◆ Goal: Repeat every line below exactly as it reads.

◆ Listing:
[start]
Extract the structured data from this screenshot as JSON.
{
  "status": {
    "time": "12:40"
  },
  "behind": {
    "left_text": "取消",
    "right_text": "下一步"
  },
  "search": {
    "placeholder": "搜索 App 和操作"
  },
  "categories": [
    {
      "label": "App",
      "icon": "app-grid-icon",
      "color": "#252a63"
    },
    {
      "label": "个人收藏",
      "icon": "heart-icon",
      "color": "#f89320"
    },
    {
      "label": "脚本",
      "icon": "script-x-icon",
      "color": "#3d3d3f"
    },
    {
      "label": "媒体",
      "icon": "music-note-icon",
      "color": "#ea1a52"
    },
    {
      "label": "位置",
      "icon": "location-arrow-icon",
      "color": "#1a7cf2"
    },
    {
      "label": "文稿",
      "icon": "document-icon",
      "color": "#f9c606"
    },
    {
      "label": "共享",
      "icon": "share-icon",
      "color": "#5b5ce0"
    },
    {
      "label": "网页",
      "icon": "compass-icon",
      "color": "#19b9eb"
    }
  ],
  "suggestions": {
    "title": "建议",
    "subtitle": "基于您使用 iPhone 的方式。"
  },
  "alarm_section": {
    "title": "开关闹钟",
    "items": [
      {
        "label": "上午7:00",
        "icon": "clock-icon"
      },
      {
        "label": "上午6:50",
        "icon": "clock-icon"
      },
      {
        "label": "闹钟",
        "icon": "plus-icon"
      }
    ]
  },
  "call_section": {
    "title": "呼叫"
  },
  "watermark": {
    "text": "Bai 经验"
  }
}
[end]
◆ Reply to the task:
Extract the structured data from this screenshot as JSON.
{
  "status": {
    "time": "12:40"
  },
  "behind": {
    "left_text": "取消",
    "right_text": "下一步"
  },
  "search": {
    "placeholder": "搜索 App 和操作"
  },
  "categories": [
    {
      "label": "App",
      "icon": "app-grid-icon",
      "color": "#252a63"
    },
    {
      "label": "个人收藏",
      "icon": "heart-icon",
      "color": "#f89320"
    },
    {
      "label": "脚本",
      "icon": "script-x-icon",
      "color": "#3d3d3f"
    },
    {
      "label": "媒体",
      "icon": "music-note-icon",
      "color": "#ea1a52"
    },
    {
      "label": "位置",
      "icon": "location-arrow-icon",
      "color": "#1a7cf2"
    },
    {
      "label": "文稿",
      "icon": "document-icon",
      "color": "#f9c606"
    },
    {
      "label": "共享",
      "icon": "share-icon",
      "color": "#5b5ce0"
    },
    {
      "label": "网页",
      "icon": "compass-icon",
      "color": "#19b9eb"
    }
  ],
  "suggestions": {
    "title": "建议",
    "subtitle": "基于您使用 iPhone 的方式。"
  },
  "alarm_section": {
    "title": "开关闹钟",
    "items": [
      {
        "label": "上午7:00",
        "icon": "clock-icon"
      },
      {
        "label": "上午6:50",
        "icon": "clock-icon"
      },
      {
        "label": "闹钟",
        "icon": "plus-icon"
      }
    ]
  },
  "call_section": {
    "title": "呼叫"
  },
  "watermark": {
    "text": "Bai 经验"
  }
}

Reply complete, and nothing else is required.